= GOAL =
Transcribe every line exactly. Leave the pictures behind.
....
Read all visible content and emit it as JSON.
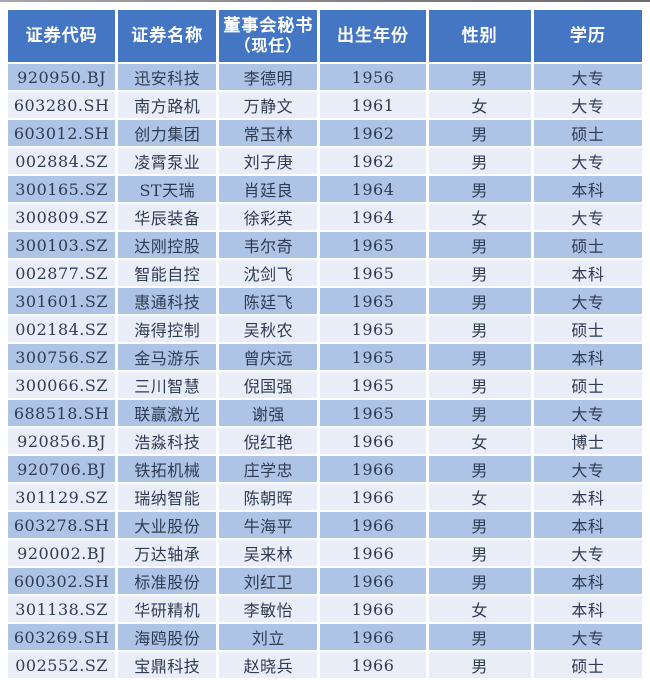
{
  "colors": {
    "header_bg": "#4476C4",
    "header_text": "#FFFFFF",
    "row_odd_bg": "#AEC4E6",
    "row_even_bg": "#E9EDF8",
    "cell_text": "#2F3B52"
  },
  "table": {
    "columns": [
      "证券代码",
      "证券名称",
      "董事会秘书",
      "出生年份",
      "性别",
      "学历"
    ],
    "col3_sub": "（现任）"
  },
  "chart_data": {
    "type": "table",
    "title": "",
    "columns": [
      "证券代码",
      "证券名称",
      "董事会秘书（现任）",
      "出生年份",
      "性别",
      "学历"
    ],
    "rows": [
      [
        "920950.BJ",
        "迅安科技",
        "李德明",
        "1956",
        "男",
        "大专"
      ],
      [
        "603280.SH",
        "南方路机",
        "万静文",
        "1961",
        "女",
        "大专"
      ],
      [
        "603012.SH",
        "创力集团",
        "常玉林",
        "1962",
        "男",
        "硕士"
      ],
      [
        "002884.SZ",
        "凌霄泵业",
        "刘子庚",
        "1962",
        "男",
        "大专"
      ],
      [
        "300165.SZ",
        "ST天瑞",
        "肖廷良",
        "1964",
        "男",
        "本科"
      ],
      [
        "300809.SZ",
        "华辰装备",
        "徐彩英",
        "1964",
        "女",
        "大专"
      ],
      [
        "300103.SZ",
        "达刚控股",
        "韦尔奇",
        "1965",
        "男",
        "硕士"
      ],
      [
        "002877.SZ",
        "智能自控",
        "沈剑飞",
        "1965",
        "男",
        "本科"
      ],
      [
        "301601.SZ",
        "惠通科技",
        "陈廷飞",
        "1965",
        "男",
        "大专"
      ],
      [
        "002184.SZ",
        "海得控制",
        "吴秋农",
        "1965",
        "男",
        "硕士"
      ],
      [
        "300756.SZ",
        "金马游乐",
        "曾庆远",
        "1965",
        "男",
        "本科"
      ],
      [
        "300066.SZ",
        "三川智慧",
        "倪国强",
        "1965",
        "男",
        "硕士"
      ],
      [
        "688518.SH",
        "联赢激光",
        "谢强",
        "1965",
        "男",
        "大专"
      ],
      [
        "920856.BJ",
        "浩淼科技",
        "倪红艳",
        "1966",
        "女",
        "博士"
      ],
      [
        "920706.BJ",
        "铁拓机械",
        "庄学忠",
        "1966",
        "男",
        "大专"
      ],
      [
        "301129.SZ",
        "瑞纳智能",
        "陈朝晖",
        "1966",
        "女",
        "本科"
      ],
      [
        "603278.SH",
        "大业股份",
        "牛海平",
        "1966",
        "男",
        "本科"
      ],
      [
        "920002.BJ",
        "万达轴承",
        "吴来林",
        "1966",
        "男",
        "大专"
      ],
      [
        "600302.SH",
        "标准股份",
        "刘红卫",
        "1966",
        "男",
        "本科"
      ],
      [
        "301138.SZ",
        "华研精机",
        "李敏怡",
        "1966",
        "女",
        "本科"
      ],
      [
        "603269.SH",
        "海鸥股份",
        "刘立",
        "1966",
        "男",
        "大专"
      ],
      [
        "002552.SZ",
        "宝鼎科技",
        "赵晓兵",
        "1966",
        "男",
        "硕士"
      ]
    ]
  }
}
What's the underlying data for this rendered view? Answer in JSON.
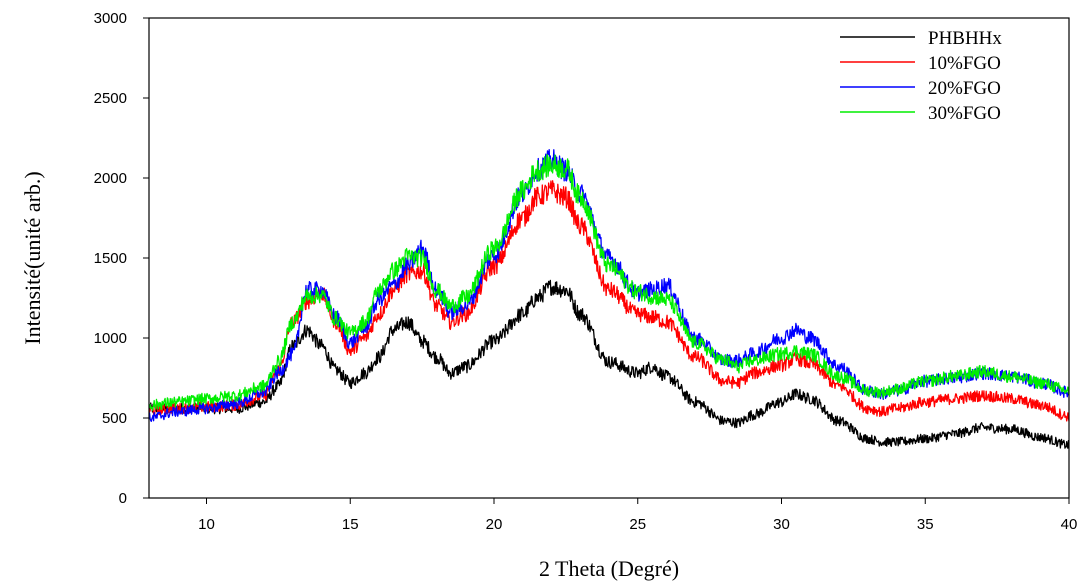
{
  "chart_data": {
    "type": "line",
    "title": "",
    "xlabel": "2 Theta (Degré)",
    "ylabel": "Intensité(unité arb.)",
    "xlim": [
      8,
      40
    ],
    "ylim": [
      0,
      3000
    ],
    "x_ticks": [
      10,
      15,
      20,
      25,
      30,
      35,
      40
    ],
    "y_ticks": [
      0,
      500,
      1000,
      1500,
      2000,
      2500,
      3000
    ],
    "grid": false,
    "legend_position": "top-right",
    "x": [
      8,
      9,
      10,
      11,
      12,
      12.5,
      13,
      13.5,
      14,
      14.5,
      15,
      15.5,
      16,
      16.5,
      17,
      17.5,
      18,
      18.5,
      19,
      20,
      21,
      21.5,
      22,
      22.5,
      23,
      24,
      25,
      25.5,
      26,
      27,
      28,
      28.5,
      29,
      30,
      30.5,
      31,
      32,
      33,
      33.5,
      34,
      35,
      36,
      37,
      38,
      39,
      40
    ],
    "series": [
      {
        "name": "PHBHHx",
        "color": "#000000",
        "values": [
          560,
          560,
          560,
          560,
          600,
          700,
          950,
          1050,
          950,
          800,
          720,
          780,
          880,
          1050,
          1100,
          980,
          880,
          780,
          820,
          980,
          1150,
          1250,
          1320,
          1300,
          1150,
          850,
          780,
          820,
          760,
          600,
          480,
          470,
          520,
          600,
          650,
          620,
          480,
          370,
          350,
          350,
          370,
          400,
          440,
          430,
          380,
          330
        ]
      },
      {
        "name": "10%FGO",
        "color": "#ff0000",
        "values": [
          550,
          560,
          570,
          580,
          640,
          800,
          1100,
          1230,
          1280,
          1100,
          920,
          1000,
          1150,
          1300,
          1400,
          1420,
          1200,
          1100,
          1150,
          1450,
          1750,
          1880,
          1920,
          1880,
          1700,
          1300,
          1150,
          1130,
          1100,
          880,
          730,
          720,
          780,
          830,
          870,
          840,
          700,
          560,
          540,
          560,
          600,
          620,
          640,
          620,
          580,
          510
        ]
      },
      {
        "name": "20%FGO",
        "color": "#0000ff",
        "values": [
          500,
          540,
          560,
          590,
          660,
          780,
          900,
          1300,
          1300,
          1130,
          970,
          1060,
          1240,
          1330,
          1450,
          1560,
          1300,
          1160,
          1200,
          1520,
          1900,
          2050,
          2110,
          2050,
          1900,
          1500,
          1280,
          1300,
          1330,
          1000,
          860,
          860,
          900,
          1000,
          1050,
          1000,
          820,
          670,
          650,
          670,
          730,
          750,
          780,
          760,
          720,
          660
        ]
      },
      {
        "name": "30%FGO",
        "color": "#00ee00",
        "values": [
          580,
          600,
          620,
          640,
          700,
          850,
          1100,
          1260,
          1270,
          1120,
          1030,
          1100,
          1300,
          1420,
          1510,
          1500,
          1300,
          1200,
          1250,
          1560,
          1920,
          2050,
          2080,
          2060,
          1880,
          1450,
          1290,
          1260,
          1240,
          970,
          860,
          820,
          860,
          900,
          920,
          900,
          760,
          670,
          660,
          680,
          730,
          760,
          790,
          760,
          720,
          670
        ]
      }
    ]
  }
}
....
= RESULT OF THE EXERCISE =
Read all visible content and emit it as JSON.
{
  "colors": {
    "header_bg": "#4476C4",
    "header_text": "#FFFFFF",
    "row_odd_bg": "#AEC4E6",
    "row_even_bg": "#E9EDF8",
    "cell_text": "#2F3B52"
  },
  "table": {
    "columns": [
      "证券代码",
      "证券名称",
      "董事会秘书",
      "出生年份",
      "性别",
      "学历"
    ],
    "col3_sub": "（现任）"
  },
  "chart_data": {
    "type": "table",
    "title": "",
    "columns": [
      "证券代码",
      "证券名称",
      "董事会秘书（现任）",
      "出生年份",
      "性别",
      "学历"
    ],
    "rows": [
      [
        "920950.BJ",
        "迅安科技",
        "李德明",
        "1956",
        "男",
        "大专"
      ],
      [
        "603280.SH",
        "南方路机",
        "万静文",
        "1961",
        "女",
        "大专"
      ],
      [
        "603012.SH",
        "创力集团",
        "常玉林",
        "1962",
        "男",
        "硕士"
      ],
      [
        "002884.SZ",
        "凌霄泵业",
        "刘子庚",
        "1962",
        "男",
        "大专"
      ],
      [
        "300165.SZ",
        "ST天瑞",
        "肖廷良",
        "1964",
        "男",
        "本科"
      ],
      [
        "300809.SZ",
        "华辰装备",
        "徐彩英",
        "1964",
        "女",
        "大专"
      ],
      [
        "300103.SZ",
        "达刚控股",
        "韦尔奇",
        "1965",
        "男",
        "硕士"
      ],
      [
        "002877.SZ",
        "智能自控",
        "沈剑飞",
        "1965",
        "男",
        "本科"
      ],
      [
        "301601.SZ",
        "惠通科技",
        "陈廷飞",
        "1965",
        "男",
        "大专"
      ],
      [
        "002184.SZ",
        "海得控制",
        "吴秋农",
        "1965",
        "男",
        "硕士"
      ],
      [
        "300756.SZ",
        "金马游乐",
        "曾庆远",
        "1965",
        "男",
        "本科"
      ],
      [
        "300066.SZ",
        "三川智慧",
        "倪国强",
        "1965",
        "男",
        "硕士"
      ],
      [
        "688518.SH",
        "联赢激光",
        "谢强",
        "1965",
        "男",
        "大专"
      ],
      [
        "920856.BJ",
        "浩淼科技",
        "倪红艳",
        "1966",
        "女",
        "博士"
      ],
      [
        "920706.BJ",
        "铁拓机械",
        "庄学忠",
        "1966",
        "男",
        "大专"
      ],
      [
        "301129.SZ",
        "瑞纳智能",
        "陈朝晖",
        "1966",
        "女",
        "本科"
      ],
      [
        "603278.SH",
        "大业股份",
        "牛海平",
        "1966",
        "男",
        "本科"
      ],
      [
        "920002.BJ",
        "万达轴承",
        "吴来林",
        "1966",
        "男",
        "大专"
      ],
      [
        "600302.SH",
        "标准股份",
        "刘红卫",
        "1966",
        "男",
        "本科"
      ],
      [
        "301138.SZ",
        "华研精机",
        "李敏怡",
        "1966",
        "女",
        "本科"
      ],
      [
        "603269.SH",
        "海鸥股份",
        "刘立",
        "1966",
        "男",
        "大专"
      ],
      [
        "002552.SZ",
        "宝鼎科技",
        "赵晓兵",
        "1966",
        "男",
        "硕士"
      ]
    ]
  }
}
What's the underlying data for this rendered view? Answer in JSON.
{
  "chart_data": {
    "type": "line",
    "title": "",
    "xlabel": "2 Theta (Degré)",
    "ylabel": "Intensité(unité arb.)",
    "xlim": [
      8,
      40
    ],
    "ylim": [
      0,
      3000
    ],
    "x_ticks": [
      10,
      15,
      20,
      25,
      30,
      35,
      40
    ],
    "y_ticks": [
      0,
      500,
      1000,
      1500,
      2000,
      2500,
      3000
    ],
    "grid": false,
    "legend_position": "top-right",
    "x": [
      8,
      9,
      10,
      11,
      12,
      12.5,
      13,
      13.5,
      14,
      14.5,
      15,
      15.5,
      16,
      16.5,
      17,
      17.5,
      18,
      18.5,
      19,
      20,
      21,
      21.5,
      22,
      22.5,
      23,
      24,
      25,
      25.5,
      26,
      27,
      28,
      28.5,
      29,
      30,
      30.5,
      31,
      32,
      33,
      33.5,
      34,
      35,
      36,
      37,
      38,
      39,
      40
    ],
    "series": [
      {
        "name": "PHBHHx",
        "color": "#000000",
        "values": [
          560,
          560,
          560,
          560,
          600,
          700,
          950,
          1050,
          950,
          800,
          720,
          780,
          880,
          1050,
          1100,
          980,
          880,
          780,
          820,
          980,
          1150,
          1250,
          1320,
          1300,
          1150,
          850,
          780,
          820,
          760,
          600,
          480,
          470,
          520,
          600,
          650,
          620,
          480,
          370,
          350,
          350,
          370,
          400,
          440,
          430,
          380,
          330
        ]
      },
      {
        "name": "10%FGO",
        "color": "#ff0000",
        "values": [
          550,
          560,
          570,
          580,
          640,
          800,
          1100,
          1230,
          1280,
          1100,
          920,
          1000,
          1150,
          1300,
          1400,
          1420,
          1200,
          1100,
          1150,
          1450,
          1750,
          1880,
          1920,
          1880,
          1700,
          1300,
          1150,
          1130,
          1100,
          880,
          730,
          720,
          780,
          830,
          870,
          840,
          700,
          560,
          540,
          560,
          600,
          620,
          640,
          620,
          580,
          510
        ]
      },
      {
        "name": "20%FGO",
        "color": "#0000ff",
        "values": [
          500,
          540,
          560,
          590,
          660,
          780,
          900,
          1300,
          1300,
          1130,
          970,
          1060,
          1240,
          1330,
          1450,
          1560,
          1300,
          1160,
          1200,
          1520,
          1900,
          2050,
          2110,
          2050,
          1900,
          1500,
          1280,
          1300,
          1330,
          1000,
          860,
          860,
          900,
          1000,
          1050,
          1000,
          820,
          670,
          650,
          670,
          730,
          750,
          780,
          760,
          720,
          660
        ]
      },
      {
        "name": "30%FGO",
        "color": "#00ee00",
        "values": [
          580,
          600,
          620,
          640,
          700,
          850,
          1100,
          1260,
          1270,
          1120,
          1030,
          1100,
          1300,
          1420,
          1510,
          1500,
          1300,
          1200,
          1250,
          1560,
          1920,
          2050,
          2080,
          2060,
          1880,
          1450,
          1290,
          1260,
          1240,
          970,
          860,
          820,
          860,
          900,
          920,
          900,
          760,
          670,
          660,
          680,
          730,
          760,
          790,
          760,
          720,
          670
        ]
      }
    ]
  }
}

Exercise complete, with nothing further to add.